== What the exercise asks ==
Find each line with "přivítání" and copy it.

(Source data)
+ + + + +

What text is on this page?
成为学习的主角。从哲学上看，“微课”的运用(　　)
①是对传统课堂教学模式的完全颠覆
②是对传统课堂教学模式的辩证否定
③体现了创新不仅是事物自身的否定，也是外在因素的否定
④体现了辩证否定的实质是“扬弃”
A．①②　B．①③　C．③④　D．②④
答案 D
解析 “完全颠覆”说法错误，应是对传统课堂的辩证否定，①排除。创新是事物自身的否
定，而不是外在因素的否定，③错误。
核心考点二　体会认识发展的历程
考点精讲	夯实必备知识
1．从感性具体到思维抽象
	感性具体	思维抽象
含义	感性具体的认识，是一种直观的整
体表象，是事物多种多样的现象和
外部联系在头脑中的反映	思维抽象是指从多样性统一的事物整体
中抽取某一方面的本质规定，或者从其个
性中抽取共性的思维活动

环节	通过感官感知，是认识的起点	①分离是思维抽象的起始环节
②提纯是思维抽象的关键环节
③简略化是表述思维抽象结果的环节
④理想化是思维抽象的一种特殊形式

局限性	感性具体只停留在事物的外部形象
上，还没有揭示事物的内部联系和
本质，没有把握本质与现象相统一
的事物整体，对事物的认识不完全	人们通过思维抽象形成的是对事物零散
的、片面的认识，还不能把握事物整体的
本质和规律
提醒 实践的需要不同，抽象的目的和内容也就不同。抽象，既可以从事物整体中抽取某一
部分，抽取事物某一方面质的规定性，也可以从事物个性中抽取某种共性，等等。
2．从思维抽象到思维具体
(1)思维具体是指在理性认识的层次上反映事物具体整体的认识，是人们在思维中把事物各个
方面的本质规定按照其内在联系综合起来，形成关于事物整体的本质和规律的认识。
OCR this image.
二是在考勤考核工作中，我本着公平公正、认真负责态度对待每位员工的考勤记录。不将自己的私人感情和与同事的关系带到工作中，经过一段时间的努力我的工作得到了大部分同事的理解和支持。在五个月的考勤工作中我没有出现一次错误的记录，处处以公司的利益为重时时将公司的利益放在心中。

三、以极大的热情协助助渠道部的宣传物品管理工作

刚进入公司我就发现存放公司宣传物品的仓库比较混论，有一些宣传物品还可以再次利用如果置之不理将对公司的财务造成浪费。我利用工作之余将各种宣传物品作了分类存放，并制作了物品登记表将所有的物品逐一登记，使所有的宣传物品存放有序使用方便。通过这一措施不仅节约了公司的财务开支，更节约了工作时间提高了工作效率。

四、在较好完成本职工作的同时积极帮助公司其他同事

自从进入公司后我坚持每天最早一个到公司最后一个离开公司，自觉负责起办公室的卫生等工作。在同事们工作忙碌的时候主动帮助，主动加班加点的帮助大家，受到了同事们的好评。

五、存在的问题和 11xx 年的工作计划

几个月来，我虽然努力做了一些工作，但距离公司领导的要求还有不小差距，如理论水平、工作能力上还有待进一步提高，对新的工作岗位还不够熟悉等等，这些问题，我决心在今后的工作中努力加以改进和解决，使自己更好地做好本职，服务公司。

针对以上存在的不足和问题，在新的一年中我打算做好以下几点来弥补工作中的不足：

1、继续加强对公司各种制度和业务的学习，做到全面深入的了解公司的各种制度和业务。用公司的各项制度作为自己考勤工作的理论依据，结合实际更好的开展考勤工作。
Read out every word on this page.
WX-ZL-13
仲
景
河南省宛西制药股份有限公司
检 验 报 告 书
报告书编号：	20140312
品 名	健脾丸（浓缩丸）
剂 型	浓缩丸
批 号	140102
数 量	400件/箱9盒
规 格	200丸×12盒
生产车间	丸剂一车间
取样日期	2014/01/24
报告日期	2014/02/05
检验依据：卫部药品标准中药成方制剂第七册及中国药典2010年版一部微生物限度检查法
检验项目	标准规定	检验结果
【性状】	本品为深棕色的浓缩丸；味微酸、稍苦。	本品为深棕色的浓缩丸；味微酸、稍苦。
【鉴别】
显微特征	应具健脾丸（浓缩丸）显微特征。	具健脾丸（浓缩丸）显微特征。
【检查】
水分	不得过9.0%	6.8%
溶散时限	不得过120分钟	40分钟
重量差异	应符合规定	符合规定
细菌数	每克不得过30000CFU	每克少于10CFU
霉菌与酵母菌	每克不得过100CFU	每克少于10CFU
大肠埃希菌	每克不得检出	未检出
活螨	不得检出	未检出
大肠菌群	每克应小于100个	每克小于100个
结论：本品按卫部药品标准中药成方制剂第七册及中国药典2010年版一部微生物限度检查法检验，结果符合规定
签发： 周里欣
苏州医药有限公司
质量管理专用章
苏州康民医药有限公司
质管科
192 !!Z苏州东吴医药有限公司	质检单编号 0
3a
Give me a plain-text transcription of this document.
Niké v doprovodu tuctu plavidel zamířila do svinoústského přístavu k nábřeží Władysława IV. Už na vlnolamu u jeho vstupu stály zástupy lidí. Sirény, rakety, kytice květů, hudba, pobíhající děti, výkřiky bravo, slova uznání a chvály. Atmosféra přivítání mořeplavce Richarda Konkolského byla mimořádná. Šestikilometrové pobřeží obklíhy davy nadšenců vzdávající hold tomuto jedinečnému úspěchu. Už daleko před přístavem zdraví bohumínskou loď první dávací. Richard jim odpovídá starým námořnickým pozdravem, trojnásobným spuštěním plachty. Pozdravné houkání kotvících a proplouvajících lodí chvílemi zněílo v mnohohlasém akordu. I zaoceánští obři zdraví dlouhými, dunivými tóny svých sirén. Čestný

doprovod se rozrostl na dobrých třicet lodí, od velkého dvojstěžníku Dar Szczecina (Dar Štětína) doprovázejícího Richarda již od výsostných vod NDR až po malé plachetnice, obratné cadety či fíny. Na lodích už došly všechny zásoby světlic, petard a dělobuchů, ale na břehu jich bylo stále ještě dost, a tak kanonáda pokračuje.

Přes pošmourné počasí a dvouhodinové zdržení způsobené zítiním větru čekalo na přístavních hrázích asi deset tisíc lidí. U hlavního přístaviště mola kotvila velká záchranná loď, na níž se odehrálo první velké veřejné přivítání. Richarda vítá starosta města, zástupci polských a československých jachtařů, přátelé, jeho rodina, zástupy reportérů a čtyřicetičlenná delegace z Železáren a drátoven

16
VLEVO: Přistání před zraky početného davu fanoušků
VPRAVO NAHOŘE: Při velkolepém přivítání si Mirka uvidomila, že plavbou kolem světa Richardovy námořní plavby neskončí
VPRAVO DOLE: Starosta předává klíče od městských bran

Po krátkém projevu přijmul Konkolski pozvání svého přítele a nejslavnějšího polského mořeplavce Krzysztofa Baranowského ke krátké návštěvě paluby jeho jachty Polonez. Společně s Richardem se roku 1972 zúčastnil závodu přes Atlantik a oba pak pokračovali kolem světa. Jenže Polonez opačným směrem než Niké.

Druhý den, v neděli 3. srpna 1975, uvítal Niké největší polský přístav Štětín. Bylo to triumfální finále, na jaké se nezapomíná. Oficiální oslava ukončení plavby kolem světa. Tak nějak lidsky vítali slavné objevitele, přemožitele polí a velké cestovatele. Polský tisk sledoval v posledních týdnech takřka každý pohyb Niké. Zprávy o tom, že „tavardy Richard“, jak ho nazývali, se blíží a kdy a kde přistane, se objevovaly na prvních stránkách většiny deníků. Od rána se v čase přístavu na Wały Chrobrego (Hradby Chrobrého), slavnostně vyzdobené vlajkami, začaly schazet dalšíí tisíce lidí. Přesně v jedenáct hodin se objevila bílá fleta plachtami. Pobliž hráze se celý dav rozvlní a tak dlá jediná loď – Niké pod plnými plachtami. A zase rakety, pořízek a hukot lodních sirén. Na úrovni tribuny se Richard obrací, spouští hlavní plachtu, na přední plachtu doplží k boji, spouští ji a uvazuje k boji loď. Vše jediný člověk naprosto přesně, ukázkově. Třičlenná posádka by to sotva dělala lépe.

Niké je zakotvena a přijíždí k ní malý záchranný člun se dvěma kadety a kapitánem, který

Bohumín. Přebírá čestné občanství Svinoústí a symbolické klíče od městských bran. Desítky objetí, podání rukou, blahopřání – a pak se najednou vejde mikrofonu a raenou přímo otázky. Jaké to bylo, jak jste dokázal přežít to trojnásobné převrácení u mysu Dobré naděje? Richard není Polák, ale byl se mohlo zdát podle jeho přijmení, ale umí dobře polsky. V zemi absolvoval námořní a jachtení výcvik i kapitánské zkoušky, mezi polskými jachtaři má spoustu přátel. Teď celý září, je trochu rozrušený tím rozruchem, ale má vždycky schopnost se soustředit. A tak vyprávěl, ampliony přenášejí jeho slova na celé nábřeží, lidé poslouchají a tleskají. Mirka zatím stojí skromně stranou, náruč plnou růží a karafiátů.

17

+ + + + +

== Task answer ==
Niké v doprovodu tuctu plavidel zamířila do svinoústského přístavu k nábřeží Władysława IV. Už na vlnolamu u jeho vstupu stály zástupy lidí. Sirény, rakety, kytice květů, hudba, pobíhající děti, výkřiky bravo, slova uznání a chvály. Atmosféra přivítání mořeplavce Richarda Konkolského byla mimořádná. Šestikilometrové pobřeží obklíhy davy nadšenců vzdávající hold tomuto jedinečnému úspěchu. Už daleko před přístavem zdraví bohumínskou loď první dávací. Richard jim odpovídá starým námořnickým pozdravem, trojnásobným spuštěním plachty. Pozdravné houkání kotvících a proplouvajících lodí chvílemi zněílo v mnohohlasém akordu. I zaoceánští obři zdraví dlouhými, dunivými tóny svých sirén. Čestný
Přes pošmourné počasí a dvouhodinové zdržení způsobené zítiním větru čekalo na přístavních hrázích asi deset tisíc lidí. U hlavního přístaviště mola kotvila velká záchranná loď, na níž se odehrálo první velké veřejné přivítání. Richarda vítá starosta města, zástupci polských a československých jachtařů, přátelé, jeho rodina, zástupy reportérů a čtyřicetičlenná delegace z Železáren a drátoven
VPRAVO NAHOŘE: Při velkolepém přivítání si Mirka uvidomila, že plavbou kolem světa Richardovy námořní plavby neskončí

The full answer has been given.